── SELECTED EXTRACT

W2: Data Cleaning 1

Catch Up on Exercises (20 Minutes)

  • Work on exercises, if you haven’t had the chance
  • Ask questions in chat

20:00

Last Week Today (Clearest)

“The difference between double and single brackets for subsetting data in lists”

“vector dataframes and lists”

“I think the pacing is great and I am understanding the material so far!”

Last Week Today (Muddiest)

“I think so far I am following the material, although it did take a while to grasp the difference between single and double brackets”

Remember to Hit Record in Teams

This week

  • Review mutate()
  • Use case_when()
  • Use mutate(across())
  • A little about functions

Review of mutate()

Modifying and creating new columns

The mutate() function takes in the following arguments: the first argument is the dataframe of interest, and the second argument is a new or existing data variable that is defined in terms of other data variables.

I think of them like formulas in Excel. . . .

penguins |>
  mutate(weight_flipper = body_mass_g * flipper_length_mm)

In Class: Mutate 1

02:00

Try calcluating a new variable in penguins called body_mass_kg by dividing body_mass_g by 1000.

Confirm your conversion was correct by comparing body_mass_g and body_mass_kg.

penguins_new <- penguins |> mutate(body_mass_kg = body_mass_g / 1000) head(penguins_new)
penguins_new <- penguins |>
  mutate(body_mass_kg = body_mass_g / 1000) 

head(penguins_new)

Recoding Variables

Source: Allison Horst

Recoding Data

Say we want to convert our body_mass_g column into a categorical column.

With the criteria:

  • 4000 or smaller, we want to call “small”
  • Greater than 4000, we want ot call “large”

We can write our criteria as follows:

body_mass_g <= 4000 ~ "small", # if body_mass_g is less 
                               # than or equal to 4000 return "small"
body_mass_g > 4000 ~ "large". # if greater than 4000 return "large"

Plugging in our criteria

We can use these criteria directly in a case_when() within a mutate()

Here we are defining a new variable called size in our dataset:

penguins |> head(10) |>
  select(species, island, body_mass_g) |>
  mutate(size = case_when(
    body_mass_g <= 4000 ~ "small",
    body_mass_g > 4000 ~ "large"

────
── MATERIAL SUPPLIED

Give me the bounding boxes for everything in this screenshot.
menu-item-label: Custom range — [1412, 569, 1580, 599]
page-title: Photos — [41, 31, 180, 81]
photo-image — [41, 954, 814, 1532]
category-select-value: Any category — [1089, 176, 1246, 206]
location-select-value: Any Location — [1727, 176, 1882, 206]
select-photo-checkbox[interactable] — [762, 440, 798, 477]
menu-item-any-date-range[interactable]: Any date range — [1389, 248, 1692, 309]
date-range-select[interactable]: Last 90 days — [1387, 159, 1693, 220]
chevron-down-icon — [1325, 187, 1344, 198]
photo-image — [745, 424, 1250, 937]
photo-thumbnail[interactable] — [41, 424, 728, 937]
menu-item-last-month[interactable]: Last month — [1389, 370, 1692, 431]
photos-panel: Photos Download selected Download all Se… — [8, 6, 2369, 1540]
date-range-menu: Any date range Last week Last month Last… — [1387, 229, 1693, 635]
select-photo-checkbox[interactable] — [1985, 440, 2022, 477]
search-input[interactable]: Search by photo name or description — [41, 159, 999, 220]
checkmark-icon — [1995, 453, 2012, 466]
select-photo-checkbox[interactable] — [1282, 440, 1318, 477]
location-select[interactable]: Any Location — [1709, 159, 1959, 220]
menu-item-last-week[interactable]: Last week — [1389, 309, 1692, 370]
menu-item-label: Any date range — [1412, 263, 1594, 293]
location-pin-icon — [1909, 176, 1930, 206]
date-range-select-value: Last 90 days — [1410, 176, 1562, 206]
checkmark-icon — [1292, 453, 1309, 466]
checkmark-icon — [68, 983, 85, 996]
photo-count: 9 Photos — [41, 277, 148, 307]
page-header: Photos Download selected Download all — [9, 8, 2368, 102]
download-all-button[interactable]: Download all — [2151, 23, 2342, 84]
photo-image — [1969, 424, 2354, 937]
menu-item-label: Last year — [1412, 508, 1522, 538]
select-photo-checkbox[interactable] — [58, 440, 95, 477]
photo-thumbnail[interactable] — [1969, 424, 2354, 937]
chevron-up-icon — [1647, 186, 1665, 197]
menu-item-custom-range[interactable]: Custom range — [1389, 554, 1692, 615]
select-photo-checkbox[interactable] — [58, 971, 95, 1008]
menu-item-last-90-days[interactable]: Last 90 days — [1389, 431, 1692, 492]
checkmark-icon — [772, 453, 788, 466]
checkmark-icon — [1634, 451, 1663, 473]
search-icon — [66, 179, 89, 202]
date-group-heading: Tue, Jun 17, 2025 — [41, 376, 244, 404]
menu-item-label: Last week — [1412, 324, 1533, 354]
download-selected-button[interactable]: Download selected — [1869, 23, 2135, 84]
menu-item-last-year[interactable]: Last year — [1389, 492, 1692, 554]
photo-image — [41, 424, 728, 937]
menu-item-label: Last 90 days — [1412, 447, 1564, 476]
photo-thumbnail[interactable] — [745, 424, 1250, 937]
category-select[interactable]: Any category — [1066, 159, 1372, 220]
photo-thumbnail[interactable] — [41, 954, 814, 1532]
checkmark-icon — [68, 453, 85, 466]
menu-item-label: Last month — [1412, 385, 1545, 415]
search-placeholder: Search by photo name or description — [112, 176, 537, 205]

────

Transcribe the part of the data cleaning slides from "Last Week Today (Clearest)" to "Week Today (Muddiest)". Work only from the data cleaning slides, not the records.

TASK RESPONSE >>
Last Week Today (Clearest)

“The difference between double and single brackets for subsetting data in lists”

“vector dataframes and lists”

“I think the pacing is great and I am understanding the material so far!”

Last Week Today (Muddiest)